Acting on impulse is a problem many people deal with, but many do not know how to control. However, one television news anchor says there is a way to control your thoughts and actions before you yell at the person that cut you in line at Starbucks.
This week on “Take Care,” ABC News anchor Dan Harris discusses the benefits of meditation and how it made him change his view on his life. Harris is the author of the newly published book, “10% Happier: How I Tamed the Voice in My Head, Reduced Stress Without Losing My Edge and Found Self-Help That Actually Works – A True Story.” Harris currently works as a correspondent for ABC News and is a co-anchor for Nightline and the weekend edition of Good Morning America.
Harris spent a lot of time reporting in war zones and, as a result, he became addicted to the adrenaline rush it gave him. After returning from an extensive time in Iraq and Afghanistan, he developed depression and decided to self-medicate with cocaine and ecstasy.

(Collection entries)
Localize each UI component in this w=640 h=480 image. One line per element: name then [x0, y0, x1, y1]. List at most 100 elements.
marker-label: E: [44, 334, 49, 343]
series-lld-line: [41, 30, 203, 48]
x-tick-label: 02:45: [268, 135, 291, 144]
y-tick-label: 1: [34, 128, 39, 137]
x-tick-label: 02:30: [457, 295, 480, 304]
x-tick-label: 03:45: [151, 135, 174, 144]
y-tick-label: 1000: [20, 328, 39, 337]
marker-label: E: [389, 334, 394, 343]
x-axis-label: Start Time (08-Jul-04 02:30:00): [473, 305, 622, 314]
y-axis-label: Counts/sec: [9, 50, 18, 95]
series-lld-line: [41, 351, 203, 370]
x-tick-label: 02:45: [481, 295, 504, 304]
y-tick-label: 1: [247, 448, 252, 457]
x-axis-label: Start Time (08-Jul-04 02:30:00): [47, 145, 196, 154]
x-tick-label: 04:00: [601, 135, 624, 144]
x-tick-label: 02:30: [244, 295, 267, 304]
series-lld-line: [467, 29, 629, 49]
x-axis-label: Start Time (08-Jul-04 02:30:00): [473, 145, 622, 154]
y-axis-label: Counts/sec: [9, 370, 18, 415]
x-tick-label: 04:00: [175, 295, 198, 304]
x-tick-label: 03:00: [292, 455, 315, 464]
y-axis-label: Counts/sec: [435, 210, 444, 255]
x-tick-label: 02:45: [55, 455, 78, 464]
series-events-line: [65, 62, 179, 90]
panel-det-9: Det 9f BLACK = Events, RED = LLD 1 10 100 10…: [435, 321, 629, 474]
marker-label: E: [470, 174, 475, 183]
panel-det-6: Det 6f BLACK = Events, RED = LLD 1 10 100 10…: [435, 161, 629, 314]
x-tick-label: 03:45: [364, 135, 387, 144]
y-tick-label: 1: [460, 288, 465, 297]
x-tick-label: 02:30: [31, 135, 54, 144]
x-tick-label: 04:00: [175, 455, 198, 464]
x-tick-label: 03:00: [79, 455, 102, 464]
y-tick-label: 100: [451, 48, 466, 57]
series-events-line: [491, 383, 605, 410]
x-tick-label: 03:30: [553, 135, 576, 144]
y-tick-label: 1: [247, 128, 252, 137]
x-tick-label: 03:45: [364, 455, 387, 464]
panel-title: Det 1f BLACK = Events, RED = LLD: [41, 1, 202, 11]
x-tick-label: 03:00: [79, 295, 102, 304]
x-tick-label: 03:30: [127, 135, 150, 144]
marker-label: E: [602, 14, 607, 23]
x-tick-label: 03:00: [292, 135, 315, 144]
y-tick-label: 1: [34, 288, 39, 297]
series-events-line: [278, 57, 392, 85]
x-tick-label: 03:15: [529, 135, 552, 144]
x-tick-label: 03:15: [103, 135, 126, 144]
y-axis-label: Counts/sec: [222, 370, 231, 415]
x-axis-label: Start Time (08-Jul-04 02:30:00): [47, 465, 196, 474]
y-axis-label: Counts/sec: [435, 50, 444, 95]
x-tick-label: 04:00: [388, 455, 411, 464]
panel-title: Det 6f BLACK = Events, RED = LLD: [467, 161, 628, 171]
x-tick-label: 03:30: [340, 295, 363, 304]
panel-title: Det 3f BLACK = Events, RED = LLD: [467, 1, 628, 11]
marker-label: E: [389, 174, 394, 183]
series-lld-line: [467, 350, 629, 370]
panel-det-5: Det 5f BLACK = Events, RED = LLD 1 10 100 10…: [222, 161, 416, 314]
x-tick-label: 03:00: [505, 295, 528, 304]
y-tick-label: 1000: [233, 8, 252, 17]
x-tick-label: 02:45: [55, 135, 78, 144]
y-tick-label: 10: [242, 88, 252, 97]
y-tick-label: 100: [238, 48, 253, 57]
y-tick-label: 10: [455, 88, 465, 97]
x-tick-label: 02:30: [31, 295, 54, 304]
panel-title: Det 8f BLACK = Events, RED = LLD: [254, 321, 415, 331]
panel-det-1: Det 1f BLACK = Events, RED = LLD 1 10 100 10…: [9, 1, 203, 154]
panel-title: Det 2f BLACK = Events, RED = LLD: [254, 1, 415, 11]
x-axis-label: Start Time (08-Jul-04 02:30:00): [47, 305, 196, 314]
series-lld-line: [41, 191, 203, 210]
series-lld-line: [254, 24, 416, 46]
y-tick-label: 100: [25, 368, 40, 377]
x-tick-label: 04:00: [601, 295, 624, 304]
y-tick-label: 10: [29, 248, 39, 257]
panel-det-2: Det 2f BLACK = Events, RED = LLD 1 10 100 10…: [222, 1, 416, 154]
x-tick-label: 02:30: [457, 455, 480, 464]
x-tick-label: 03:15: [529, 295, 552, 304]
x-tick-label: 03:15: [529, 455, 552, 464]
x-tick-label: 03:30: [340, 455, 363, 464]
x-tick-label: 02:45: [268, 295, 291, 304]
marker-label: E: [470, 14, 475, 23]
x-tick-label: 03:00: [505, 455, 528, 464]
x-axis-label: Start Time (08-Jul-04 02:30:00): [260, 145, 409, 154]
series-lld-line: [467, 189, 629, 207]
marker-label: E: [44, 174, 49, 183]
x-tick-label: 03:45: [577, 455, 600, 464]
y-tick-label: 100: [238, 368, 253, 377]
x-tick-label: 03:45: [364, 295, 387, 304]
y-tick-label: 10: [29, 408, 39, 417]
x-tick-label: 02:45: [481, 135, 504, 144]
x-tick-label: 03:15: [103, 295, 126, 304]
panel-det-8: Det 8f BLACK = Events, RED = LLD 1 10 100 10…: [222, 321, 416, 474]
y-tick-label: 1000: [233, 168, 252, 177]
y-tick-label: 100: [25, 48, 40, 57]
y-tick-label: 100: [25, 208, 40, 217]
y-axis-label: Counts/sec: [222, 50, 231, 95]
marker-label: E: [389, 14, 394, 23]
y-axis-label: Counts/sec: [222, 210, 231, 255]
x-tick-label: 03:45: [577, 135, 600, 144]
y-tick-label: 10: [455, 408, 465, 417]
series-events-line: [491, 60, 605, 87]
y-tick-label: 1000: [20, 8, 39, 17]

Questions.
1) Extract the passage from the Dan Harris article that begins at "This week on" and stops after "cocaine and ecstasy.".
2) According to the Dan Harris article, which drugs did Harris use to self-medicate his depression?

Responses for each task.
1)
This week on “Take Care,” ABC News anchor Dan Harris discusses the benefits of meditation and how it made him change his view on his life. Harris is the author of the newly published book, “10% Happier: How I Tamed the Voice in My Head, Reduced Stress Without Losing My Edge and Found Self-Help That Actually Works – A True Story.” Harris currently works as a correspondent for ABC News and is a co-anchor for Nightline and the weekend edition of Good Morning America.
Harris spent a lot of time reporting in war zones and, as a result, he became addicted to the adrenaline rush it gave him. After returning from an extensive time in Iraq and Afghanistan, he developed depression and decided to self-medicate with cocaine and ecstasy.

2) Cocaine and ecstasy.